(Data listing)
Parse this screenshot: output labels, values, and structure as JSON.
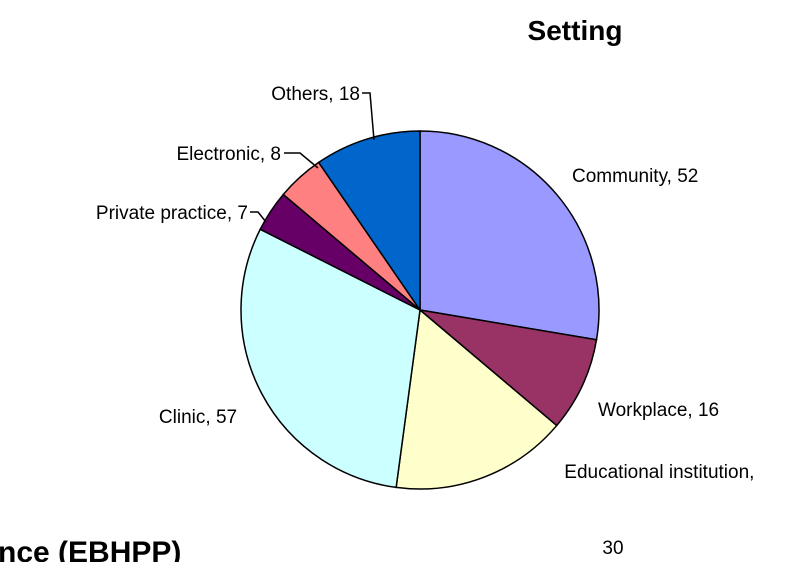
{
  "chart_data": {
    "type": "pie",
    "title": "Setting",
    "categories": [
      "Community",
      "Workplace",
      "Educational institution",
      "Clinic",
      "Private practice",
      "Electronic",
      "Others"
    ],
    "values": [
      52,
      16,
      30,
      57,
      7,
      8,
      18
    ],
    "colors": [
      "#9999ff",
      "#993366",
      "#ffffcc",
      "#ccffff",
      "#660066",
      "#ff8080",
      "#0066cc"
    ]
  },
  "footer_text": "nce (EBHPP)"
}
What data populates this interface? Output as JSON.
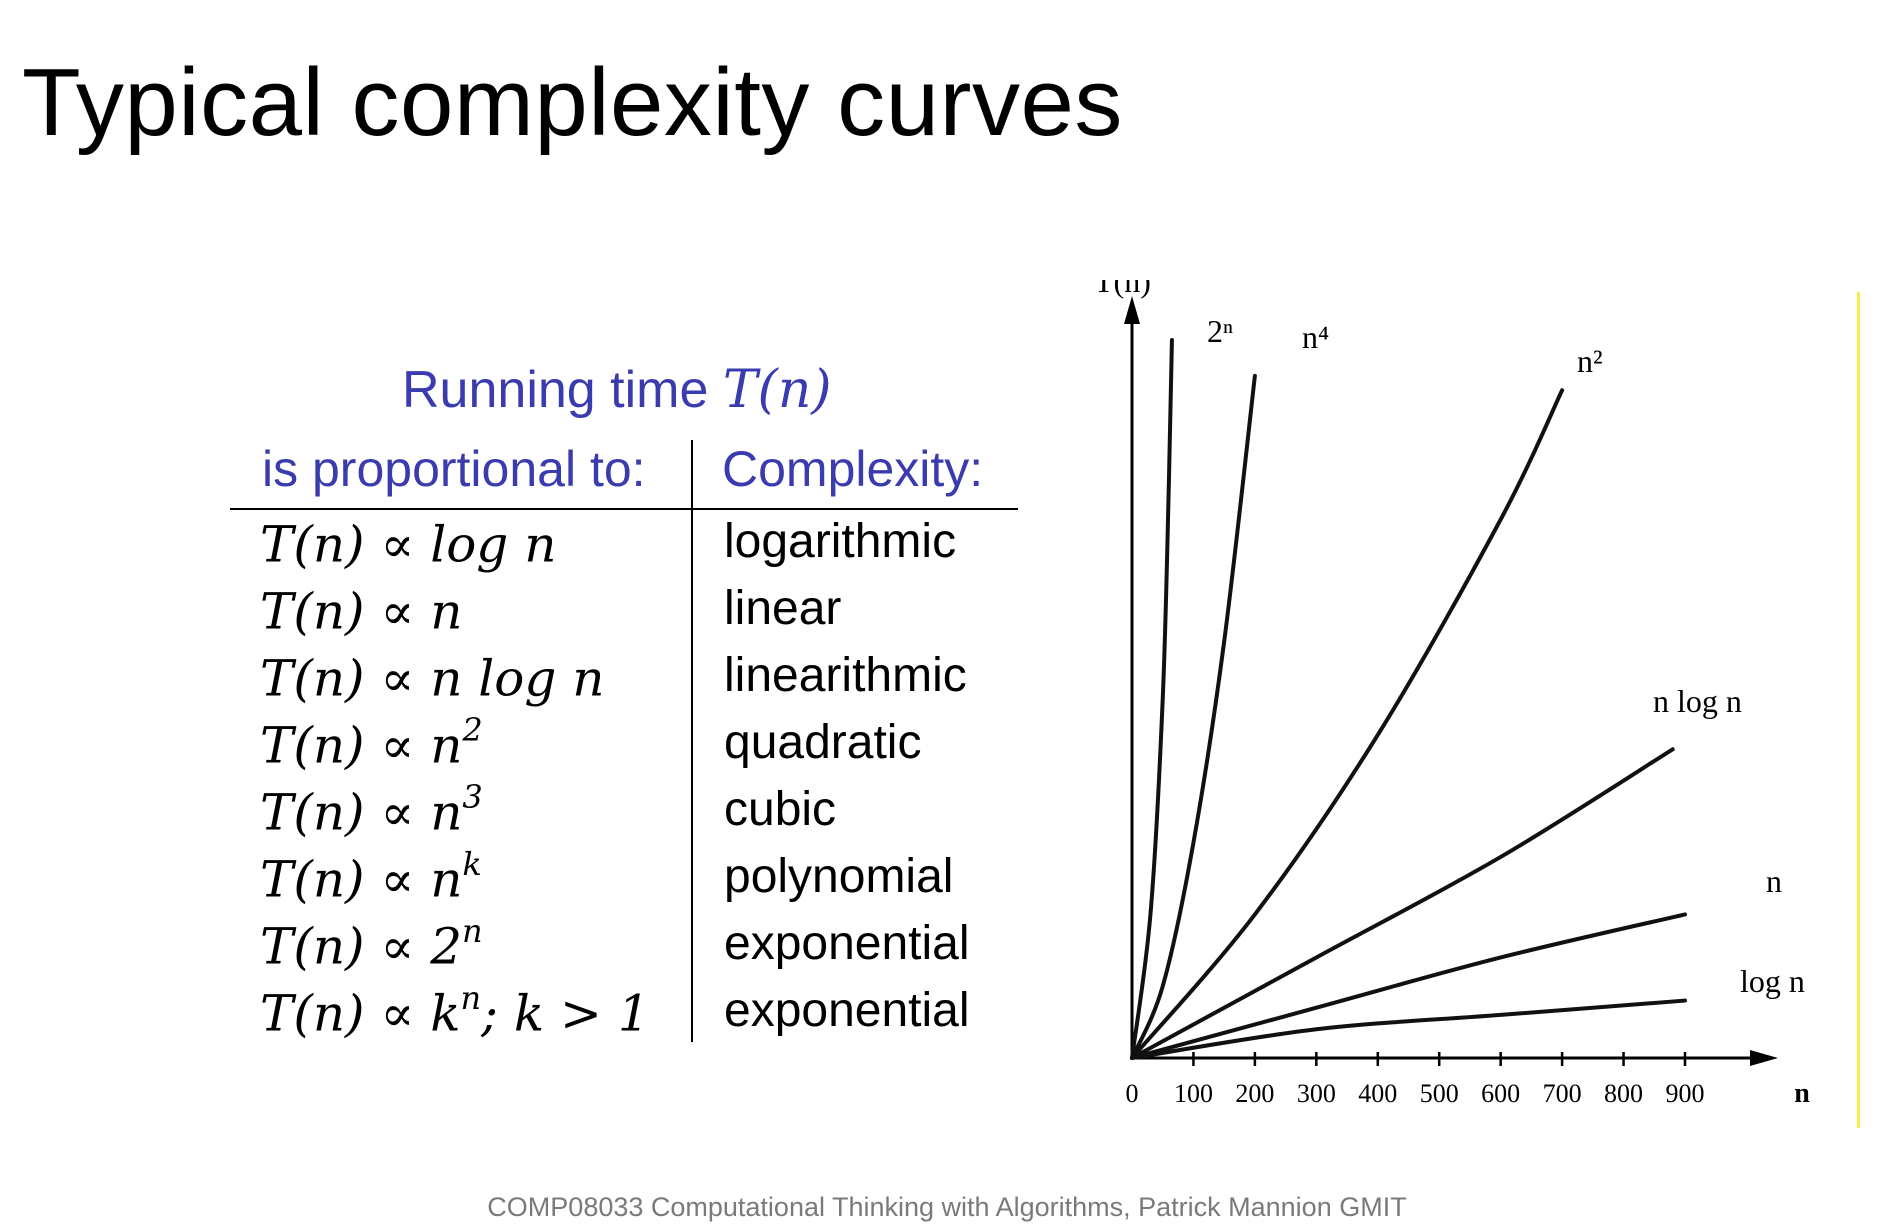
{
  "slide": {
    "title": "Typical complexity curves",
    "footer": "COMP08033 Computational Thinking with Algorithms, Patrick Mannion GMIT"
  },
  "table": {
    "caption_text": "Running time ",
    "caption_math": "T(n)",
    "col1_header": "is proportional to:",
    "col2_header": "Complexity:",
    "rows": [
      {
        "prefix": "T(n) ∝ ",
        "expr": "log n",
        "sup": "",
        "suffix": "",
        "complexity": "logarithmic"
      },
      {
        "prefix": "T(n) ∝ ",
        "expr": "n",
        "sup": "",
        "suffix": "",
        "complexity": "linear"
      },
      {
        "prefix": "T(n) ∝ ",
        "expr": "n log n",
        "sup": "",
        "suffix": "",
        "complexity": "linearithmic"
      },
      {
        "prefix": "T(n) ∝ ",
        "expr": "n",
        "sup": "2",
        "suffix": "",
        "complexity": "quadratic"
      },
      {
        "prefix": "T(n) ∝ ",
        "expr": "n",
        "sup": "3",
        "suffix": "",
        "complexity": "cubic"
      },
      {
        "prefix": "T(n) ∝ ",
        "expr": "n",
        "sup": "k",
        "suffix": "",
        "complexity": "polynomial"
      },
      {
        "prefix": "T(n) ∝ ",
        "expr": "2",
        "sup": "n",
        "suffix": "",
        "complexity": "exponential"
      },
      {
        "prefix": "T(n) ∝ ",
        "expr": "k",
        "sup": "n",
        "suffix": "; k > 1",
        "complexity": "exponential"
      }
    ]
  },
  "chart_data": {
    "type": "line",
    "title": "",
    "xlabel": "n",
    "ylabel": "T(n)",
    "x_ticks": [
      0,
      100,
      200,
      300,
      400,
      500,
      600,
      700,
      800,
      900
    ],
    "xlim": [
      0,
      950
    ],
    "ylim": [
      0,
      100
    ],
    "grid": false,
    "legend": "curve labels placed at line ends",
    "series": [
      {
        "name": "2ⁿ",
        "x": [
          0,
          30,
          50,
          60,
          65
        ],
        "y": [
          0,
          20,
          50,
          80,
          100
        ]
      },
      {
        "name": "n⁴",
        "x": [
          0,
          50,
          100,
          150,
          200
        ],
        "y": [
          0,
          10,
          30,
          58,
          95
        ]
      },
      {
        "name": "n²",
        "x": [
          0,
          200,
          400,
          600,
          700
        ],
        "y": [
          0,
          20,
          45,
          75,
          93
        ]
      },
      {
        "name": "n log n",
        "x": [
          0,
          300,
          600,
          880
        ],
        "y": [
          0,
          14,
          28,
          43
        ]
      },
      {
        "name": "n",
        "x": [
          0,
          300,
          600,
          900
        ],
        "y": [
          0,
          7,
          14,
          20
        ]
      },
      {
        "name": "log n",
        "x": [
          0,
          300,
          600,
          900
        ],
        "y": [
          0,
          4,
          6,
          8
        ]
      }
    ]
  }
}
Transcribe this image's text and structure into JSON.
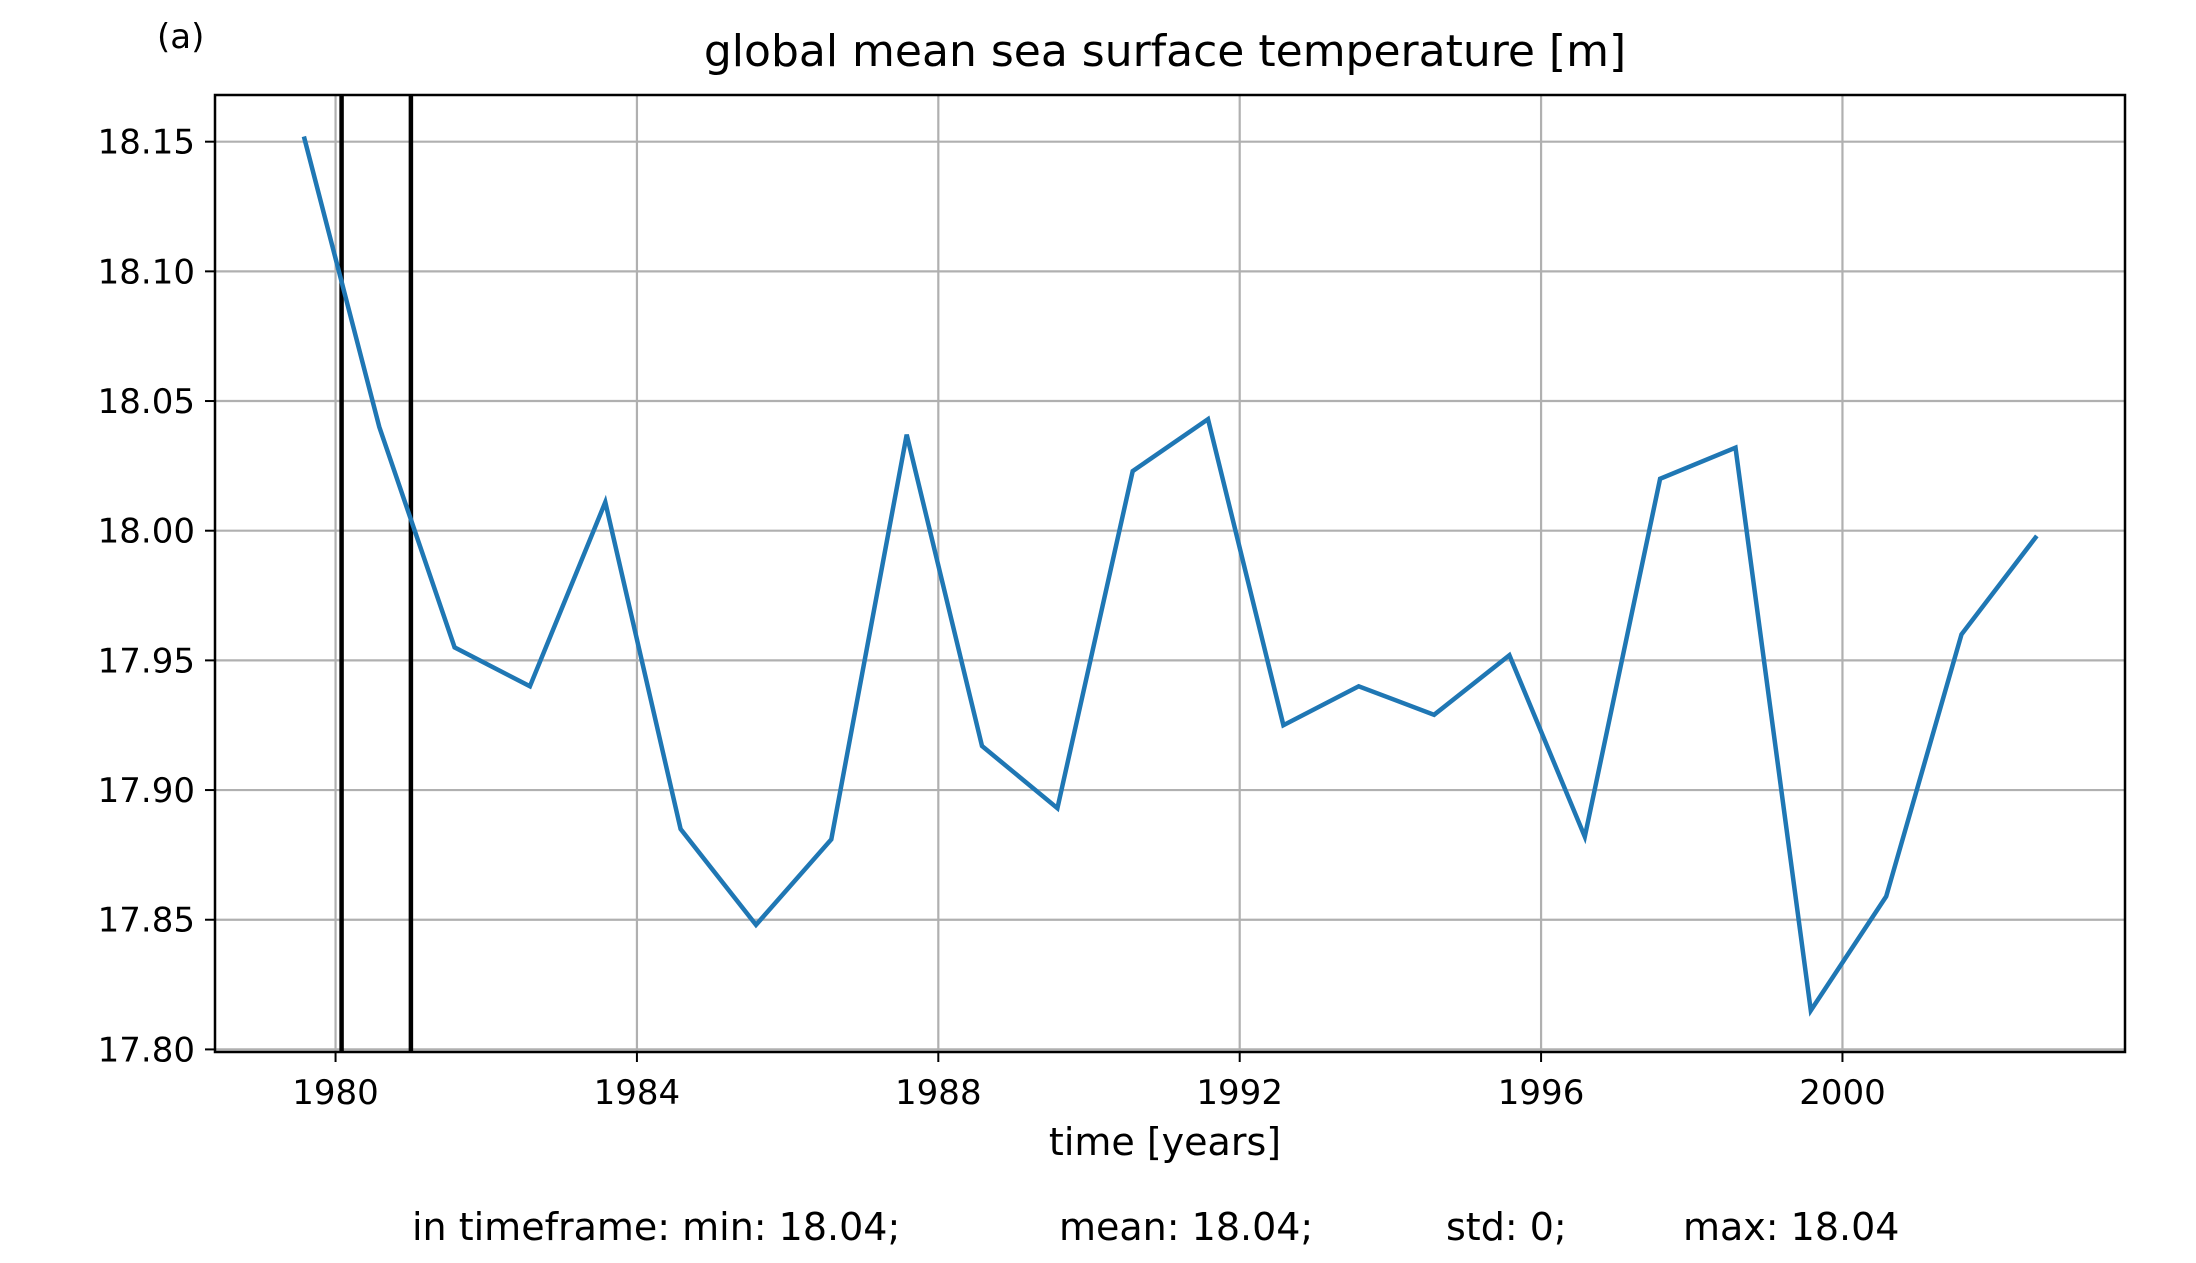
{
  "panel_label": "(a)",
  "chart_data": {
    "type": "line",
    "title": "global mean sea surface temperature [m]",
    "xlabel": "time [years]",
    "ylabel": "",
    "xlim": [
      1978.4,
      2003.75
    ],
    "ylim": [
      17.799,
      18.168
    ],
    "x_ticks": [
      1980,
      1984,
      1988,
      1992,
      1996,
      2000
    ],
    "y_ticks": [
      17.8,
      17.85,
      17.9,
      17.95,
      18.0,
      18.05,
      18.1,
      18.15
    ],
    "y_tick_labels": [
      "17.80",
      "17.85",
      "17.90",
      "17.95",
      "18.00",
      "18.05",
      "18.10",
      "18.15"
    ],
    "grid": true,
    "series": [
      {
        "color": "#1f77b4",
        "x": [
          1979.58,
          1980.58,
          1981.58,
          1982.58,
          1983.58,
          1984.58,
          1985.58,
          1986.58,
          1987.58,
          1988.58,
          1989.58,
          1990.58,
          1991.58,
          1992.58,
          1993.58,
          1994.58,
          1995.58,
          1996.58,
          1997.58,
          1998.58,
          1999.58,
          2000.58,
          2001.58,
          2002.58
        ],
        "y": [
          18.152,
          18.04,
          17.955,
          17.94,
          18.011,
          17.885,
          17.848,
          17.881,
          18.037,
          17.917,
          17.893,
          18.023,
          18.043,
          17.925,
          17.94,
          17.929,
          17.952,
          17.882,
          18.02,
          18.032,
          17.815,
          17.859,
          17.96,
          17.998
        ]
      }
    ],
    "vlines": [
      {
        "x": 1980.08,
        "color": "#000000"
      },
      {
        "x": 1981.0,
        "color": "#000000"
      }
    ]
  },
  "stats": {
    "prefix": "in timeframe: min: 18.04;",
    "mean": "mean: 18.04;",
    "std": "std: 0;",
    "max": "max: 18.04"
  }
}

* _YOUR OBJECTIVE_
Pull every line containing "JSON" out of the data above.

* _EXERCISE RESULT_
Parse this screenshot: output labels, values, and structure as JSON.
What data populates this interface? Output as JSON.
Transcribe this image's text and structure into JSON.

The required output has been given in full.